Your task =
Count how many lines hold the word "надзора" and give that number as the whole answer.

Entries provided =
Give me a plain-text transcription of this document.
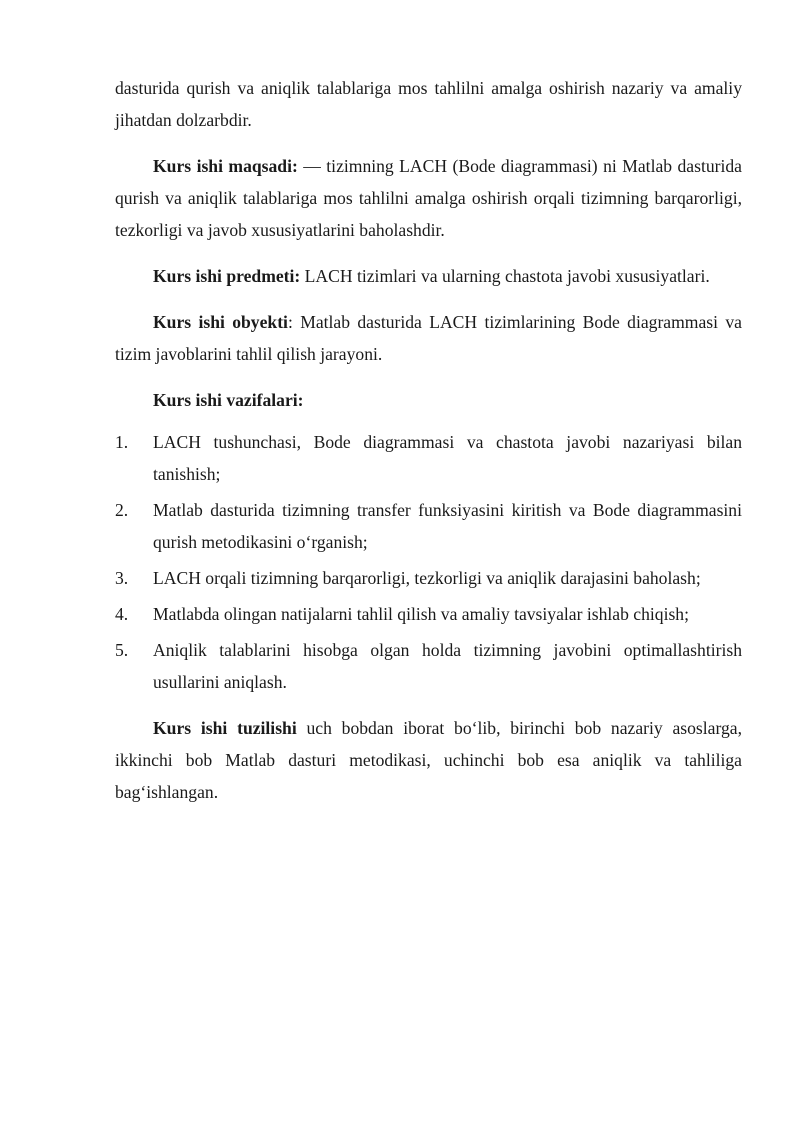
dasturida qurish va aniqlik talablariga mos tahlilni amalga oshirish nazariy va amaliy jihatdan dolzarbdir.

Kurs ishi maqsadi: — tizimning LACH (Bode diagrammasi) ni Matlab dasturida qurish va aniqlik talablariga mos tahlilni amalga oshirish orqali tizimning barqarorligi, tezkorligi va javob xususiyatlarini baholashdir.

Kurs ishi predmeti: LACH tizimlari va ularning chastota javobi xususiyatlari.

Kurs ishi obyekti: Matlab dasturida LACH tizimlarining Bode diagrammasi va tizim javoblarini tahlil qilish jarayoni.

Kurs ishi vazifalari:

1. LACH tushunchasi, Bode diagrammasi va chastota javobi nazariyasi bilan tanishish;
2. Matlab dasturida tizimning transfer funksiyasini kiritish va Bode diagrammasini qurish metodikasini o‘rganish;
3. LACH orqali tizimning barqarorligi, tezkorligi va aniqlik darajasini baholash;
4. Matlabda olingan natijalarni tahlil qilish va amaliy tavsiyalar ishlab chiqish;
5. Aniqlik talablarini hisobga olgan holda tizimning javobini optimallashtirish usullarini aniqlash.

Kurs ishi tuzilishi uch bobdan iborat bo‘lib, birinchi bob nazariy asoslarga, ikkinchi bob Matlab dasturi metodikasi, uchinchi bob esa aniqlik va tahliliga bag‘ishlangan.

---

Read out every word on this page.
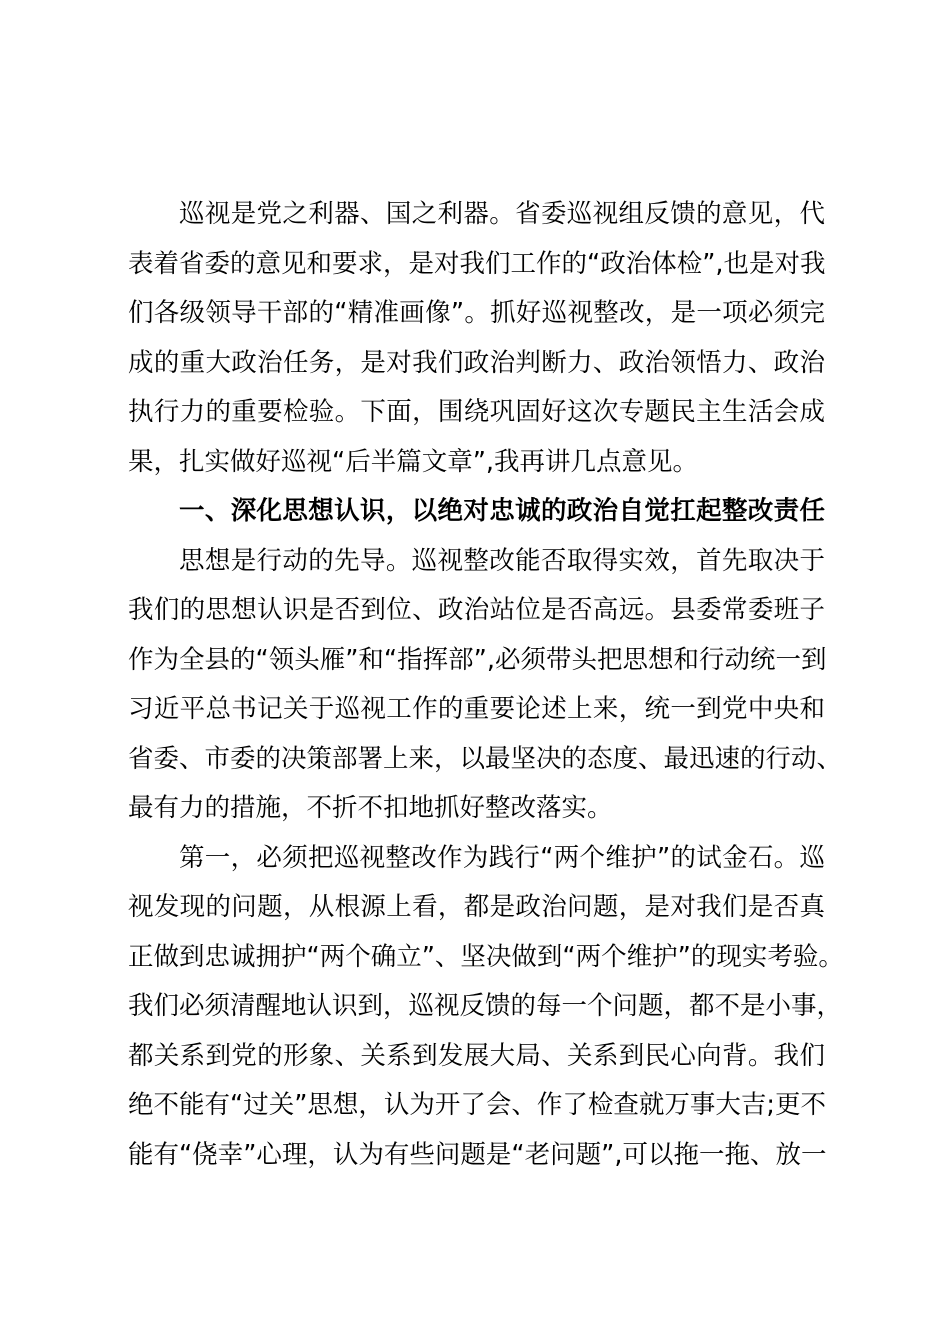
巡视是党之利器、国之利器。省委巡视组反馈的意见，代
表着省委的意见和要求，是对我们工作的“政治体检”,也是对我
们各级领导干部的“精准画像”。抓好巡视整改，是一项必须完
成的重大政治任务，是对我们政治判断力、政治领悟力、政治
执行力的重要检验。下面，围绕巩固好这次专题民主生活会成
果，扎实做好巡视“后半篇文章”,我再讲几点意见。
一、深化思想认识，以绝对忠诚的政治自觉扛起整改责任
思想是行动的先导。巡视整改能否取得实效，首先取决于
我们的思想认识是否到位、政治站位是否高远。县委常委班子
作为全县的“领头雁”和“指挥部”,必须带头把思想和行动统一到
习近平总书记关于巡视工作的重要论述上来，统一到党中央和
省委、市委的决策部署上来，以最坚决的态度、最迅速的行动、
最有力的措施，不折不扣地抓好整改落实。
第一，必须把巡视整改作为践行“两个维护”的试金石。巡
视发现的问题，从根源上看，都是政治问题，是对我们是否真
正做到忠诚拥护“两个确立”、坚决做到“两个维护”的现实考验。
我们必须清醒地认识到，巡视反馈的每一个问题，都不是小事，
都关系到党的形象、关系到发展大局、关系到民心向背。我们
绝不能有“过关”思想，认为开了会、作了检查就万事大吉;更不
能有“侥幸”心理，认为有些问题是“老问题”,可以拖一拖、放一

---

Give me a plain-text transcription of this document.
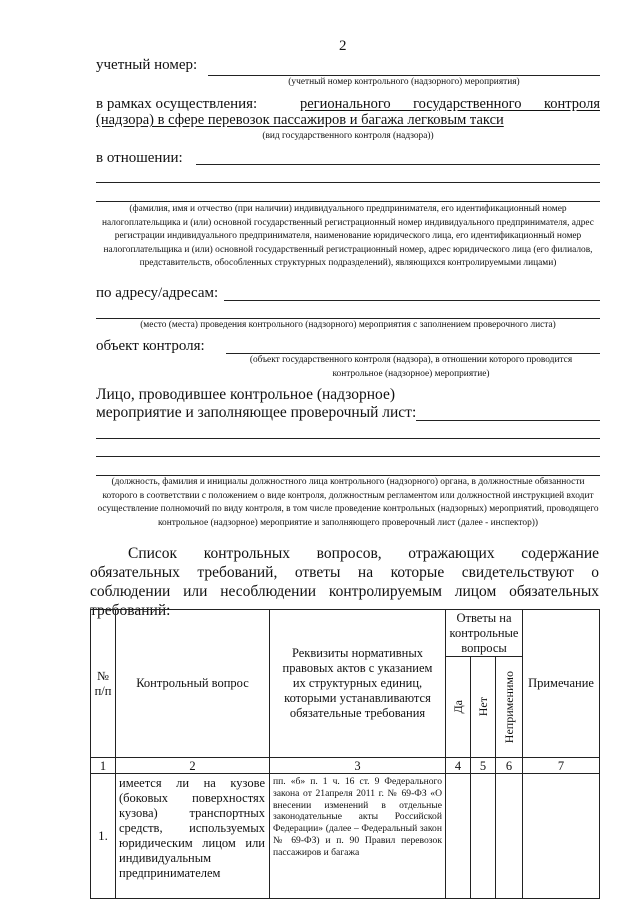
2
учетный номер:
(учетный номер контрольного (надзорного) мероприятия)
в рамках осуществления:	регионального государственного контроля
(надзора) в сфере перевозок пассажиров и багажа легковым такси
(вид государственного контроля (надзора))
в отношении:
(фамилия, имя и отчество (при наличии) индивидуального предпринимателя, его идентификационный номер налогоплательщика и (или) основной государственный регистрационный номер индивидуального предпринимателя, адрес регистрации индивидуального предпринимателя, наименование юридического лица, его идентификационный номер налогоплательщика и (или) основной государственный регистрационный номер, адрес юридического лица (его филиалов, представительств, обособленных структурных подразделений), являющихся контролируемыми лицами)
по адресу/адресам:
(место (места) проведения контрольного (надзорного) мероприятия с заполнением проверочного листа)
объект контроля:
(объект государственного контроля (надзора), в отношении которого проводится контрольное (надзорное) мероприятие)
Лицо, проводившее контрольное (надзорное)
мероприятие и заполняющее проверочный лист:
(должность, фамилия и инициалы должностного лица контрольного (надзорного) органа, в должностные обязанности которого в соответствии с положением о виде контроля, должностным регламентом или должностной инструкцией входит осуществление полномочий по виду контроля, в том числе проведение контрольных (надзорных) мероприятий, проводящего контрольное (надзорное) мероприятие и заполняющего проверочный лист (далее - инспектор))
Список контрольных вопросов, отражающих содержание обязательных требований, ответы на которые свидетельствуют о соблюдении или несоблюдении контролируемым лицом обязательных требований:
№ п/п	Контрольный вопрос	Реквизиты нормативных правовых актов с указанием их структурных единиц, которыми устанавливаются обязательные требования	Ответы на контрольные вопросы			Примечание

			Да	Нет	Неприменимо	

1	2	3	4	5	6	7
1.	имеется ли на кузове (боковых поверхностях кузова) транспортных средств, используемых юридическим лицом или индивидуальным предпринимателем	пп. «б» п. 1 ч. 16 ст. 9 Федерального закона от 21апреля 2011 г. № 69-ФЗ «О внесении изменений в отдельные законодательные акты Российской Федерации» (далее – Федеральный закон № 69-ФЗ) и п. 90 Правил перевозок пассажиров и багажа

The result =
3